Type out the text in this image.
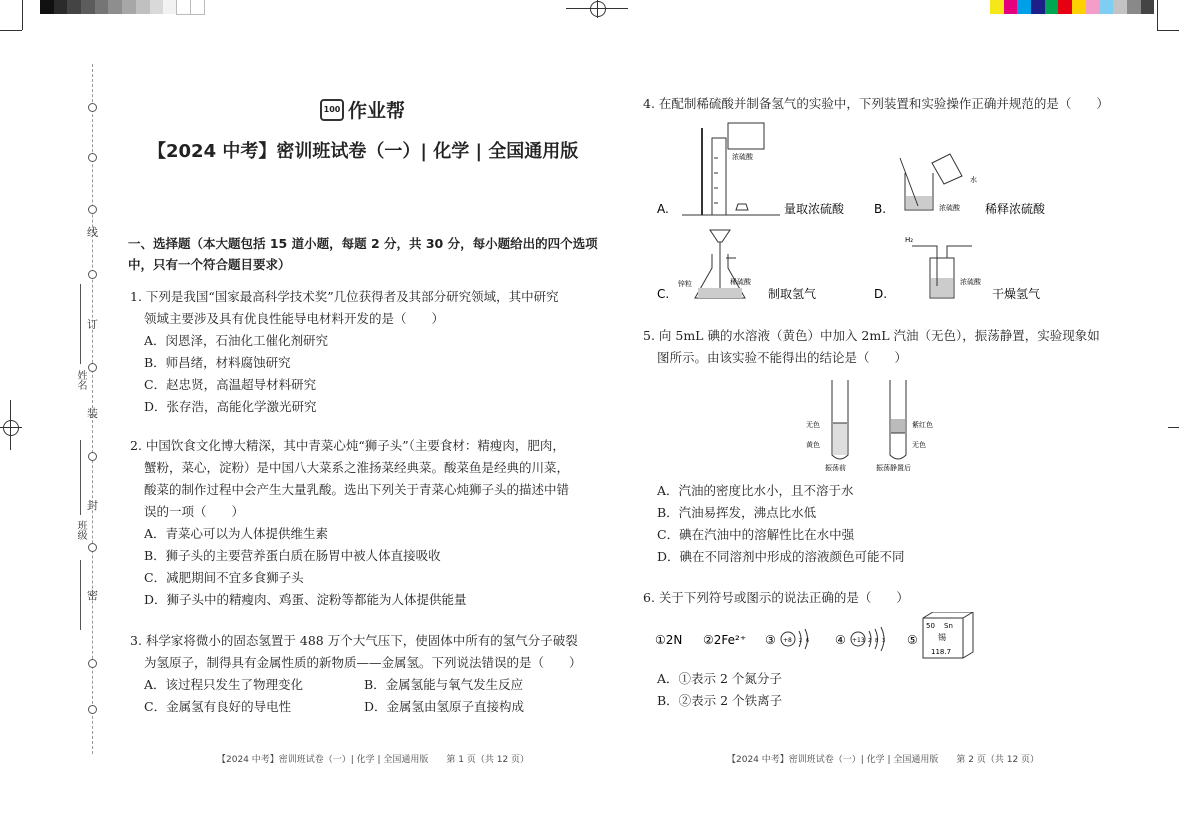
线
订
装
封
密
姓名
班级
100 作业帮
【2024 中考】密训班试卷（一）| 化学 | 全国通用版
一、选择题（本大题包括 15 道小题，每题 2 分，共 30 分，每小题给出的四个选项中，只有一个符合题目要求）
1. 下列是我国“国家最高科学技术奖”几位获得者及其部分研究领域，其中研究
领域主要涉及具有优良性能导电材料开发的是（　　）
A．闵恩泽，石油化工催化剂研究
B．师昌绪，材料腐蚀研究
C．赵忠贤，高温超导材料研究
D．张存浩，高能化学激光研究
2. 中国饮食文化博大精深，其中青菜心炖“狮子头”（主要食材：精瘦肉，肥肉，
蟹粉，菜心，淀粉）是中国八大菜系之淮扬菜经典菜。酸菜鱼是经典的川菜，
酸菜的制作过程中会产生大量乳酸。选出下列关于青菜心炖狮子头的描述中错
误的一项（　　）
A．青菜心可以为人体提供维生素
B．狮子头的主要营养蛋白质在肠胃中被人体直接吸收
C．减肥期间不宜多食狮子头
D．狮子头中的精瘦肉、鸡蛋、淀粉等都能为人体提供能量
3. 科学家将微小的固态氢置于 488 万个大气压下，使固体中所有的氢气分子破裂
为氢原子，制得具有金属性质的新物质——金属氢。下列说法错误的是（　　）
A．该过程只发生了物理变化	B．金属氢能与氧气发生反应
C．金属氢有良好的导电性	D．金属氢由氢原子直接构成
【2024 中考】密训班试卷（一）| 化学 | 全国通用版　　第 1 页（共 12 页）
4. 在配制稀硫酸并制备氢气的实验中，下列装置和实验操作正确并规范的是（　　）
浓硫酸
A.	量取浓硫酸
水
浓硫酸
B.	稀释浓硫酸
锌粒	稀硫酸
C.	制取氢气
H₂
浓硫酸
D.	干燥氢气
5. 向 5mL 碘的水溶液（黄色）中加入 2mL 汽油（无色），振荡静置，实验现象如
图所示。由该实验不能得出的结论是（　　）
无色
黄色
振荡前
紫红色
无色
振荡静置后
A．汽油的密度比水小，且不溶于水
B．汽油易挥发，沸点比水低
C．碘在汽油中的溶解性比在水中强
D．碘在不同溶剂中形成的溶液颜色可能不同
6. 关于下列符号或图示的说法正确的是（　　）
①2N ②2Fe²⁺ ③ +8 2 6 ④ +13 2 8 3 ⑤
50 Sn
锡
118.7
A．①表示 2 个氮分子
B．②表示 2 个铁离子
【2024 中考】密训班试卷（一）| 化学 | 全国通用版　　第 2 页（共 12 页）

_WRITTEN PROBLEM:_
Using the material above, work out how many lines contain the string "密训班试卷". Give that number alone.

_SOLVED EXERCISE:_
3